> **Exercise brief**
Extract all lines that hold "only" from the records below.

> **Provided records**
################

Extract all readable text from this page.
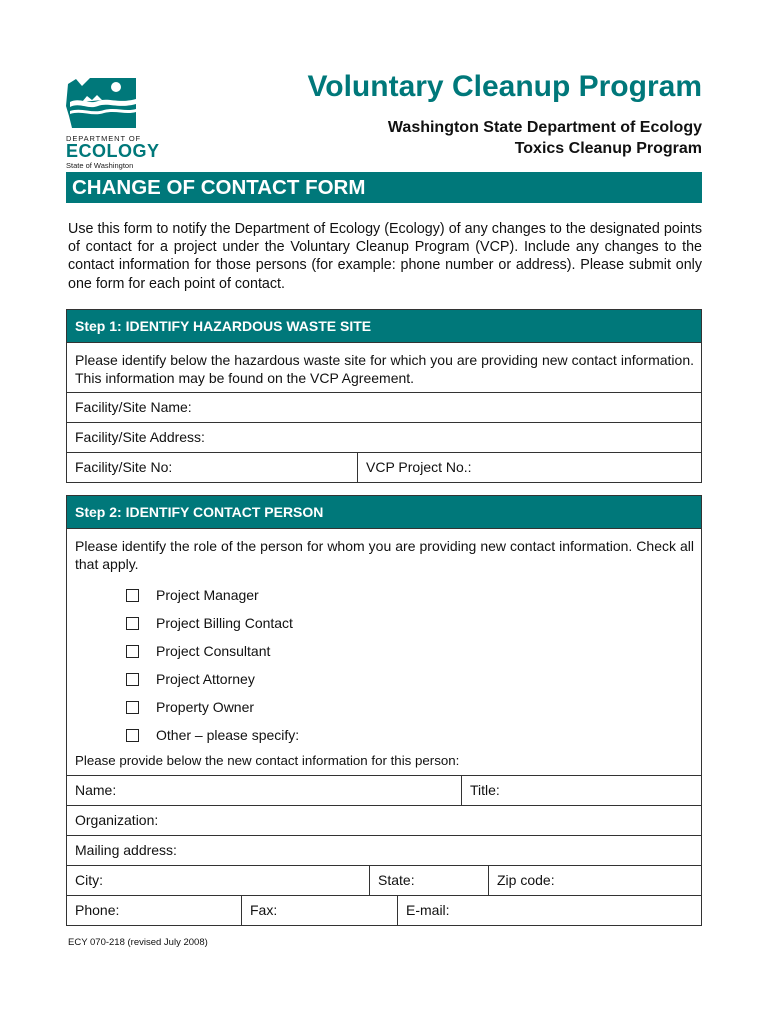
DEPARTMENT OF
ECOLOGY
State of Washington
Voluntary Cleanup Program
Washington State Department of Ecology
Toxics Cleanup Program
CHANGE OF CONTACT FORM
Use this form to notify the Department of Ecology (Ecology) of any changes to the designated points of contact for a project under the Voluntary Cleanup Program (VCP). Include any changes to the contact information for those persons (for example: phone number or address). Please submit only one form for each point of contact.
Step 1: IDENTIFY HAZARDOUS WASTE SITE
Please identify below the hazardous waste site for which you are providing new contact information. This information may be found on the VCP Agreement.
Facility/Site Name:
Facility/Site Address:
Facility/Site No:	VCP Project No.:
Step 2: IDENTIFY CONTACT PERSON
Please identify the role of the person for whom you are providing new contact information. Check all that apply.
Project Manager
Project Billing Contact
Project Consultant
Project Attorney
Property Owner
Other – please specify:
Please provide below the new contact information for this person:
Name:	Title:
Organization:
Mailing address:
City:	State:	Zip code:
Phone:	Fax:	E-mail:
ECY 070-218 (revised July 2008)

################

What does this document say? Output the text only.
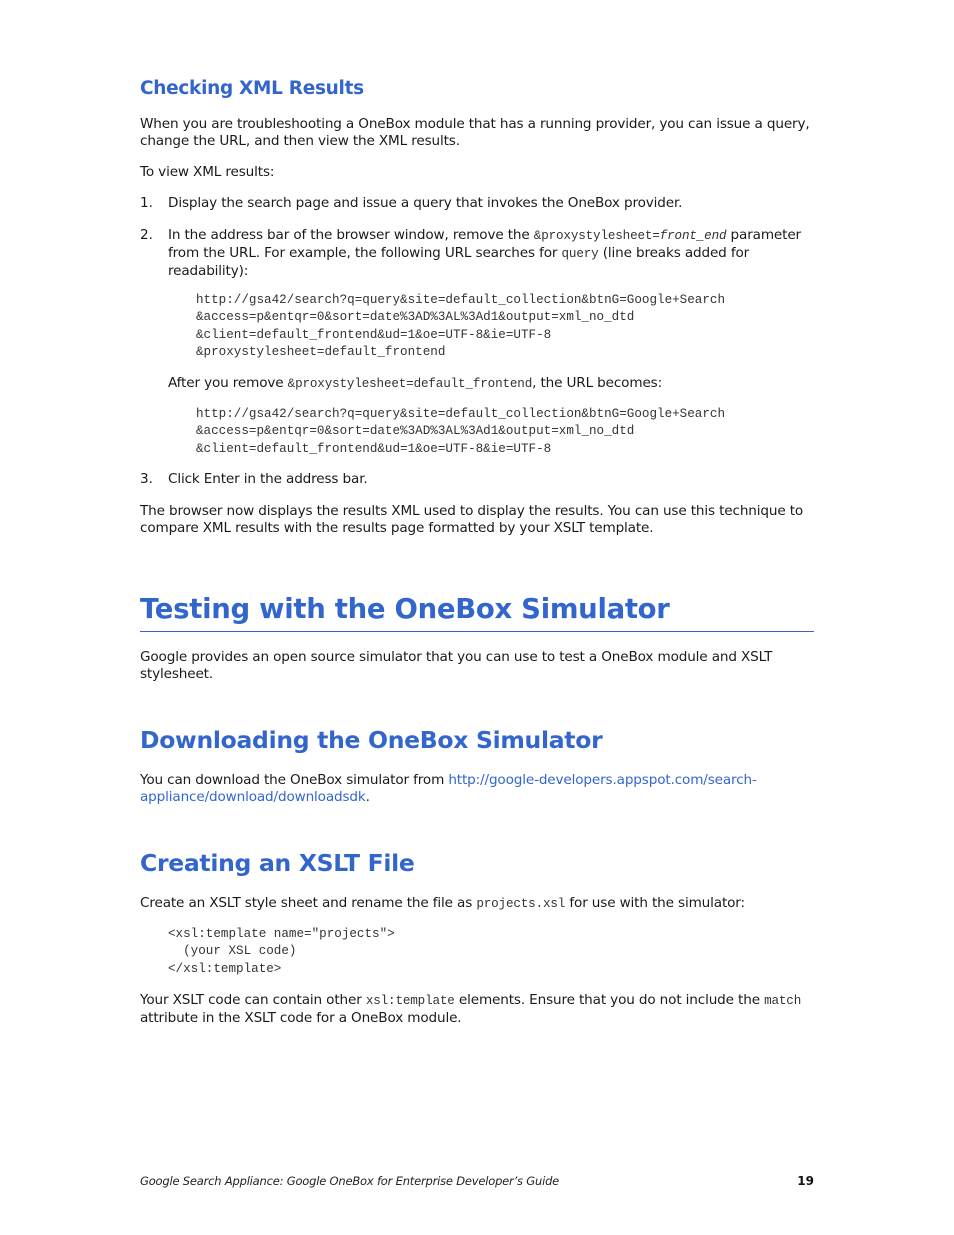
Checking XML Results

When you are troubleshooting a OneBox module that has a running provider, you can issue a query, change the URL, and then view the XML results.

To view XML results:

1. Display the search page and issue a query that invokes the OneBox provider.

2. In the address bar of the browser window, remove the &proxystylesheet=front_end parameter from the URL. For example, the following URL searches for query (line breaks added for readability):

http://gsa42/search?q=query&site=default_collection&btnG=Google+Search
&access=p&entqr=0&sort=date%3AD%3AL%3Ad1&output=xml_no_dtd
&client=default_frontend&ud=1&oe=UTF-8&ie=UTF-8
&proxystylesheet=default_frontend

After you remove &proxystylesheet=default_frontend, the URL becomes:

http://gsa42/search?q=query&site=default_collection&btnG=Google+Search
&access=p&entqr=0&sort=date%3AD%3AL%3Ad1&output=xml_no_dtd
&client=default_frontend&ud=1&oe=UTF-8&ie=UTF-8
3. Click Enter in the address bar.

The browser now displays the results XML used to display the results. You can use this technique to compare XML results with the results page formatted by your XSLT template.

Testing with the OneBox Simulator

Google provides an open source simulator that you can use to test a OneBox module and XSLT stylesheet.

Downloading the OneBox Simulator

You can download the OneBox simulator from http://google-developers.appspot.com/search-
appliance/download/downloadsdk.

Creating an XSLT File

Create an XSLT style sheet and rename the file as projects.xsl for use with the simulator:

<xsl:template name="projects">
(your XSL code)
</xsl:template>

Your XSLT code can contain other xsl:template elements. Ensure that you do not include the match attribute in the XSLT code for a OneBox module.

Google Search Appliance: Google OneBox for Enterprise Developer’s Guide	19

################

> **Expected answer**
Use this form to notify the Department of Ecology (Ecology) of any changes to the designated points of contact for a project under the Voluntary Cleanup Program (VCP). Include any changes to the contact information for those persons (for example: phone number or address). Please submit only one form for each point of contact.
What does this document say? Output the text only.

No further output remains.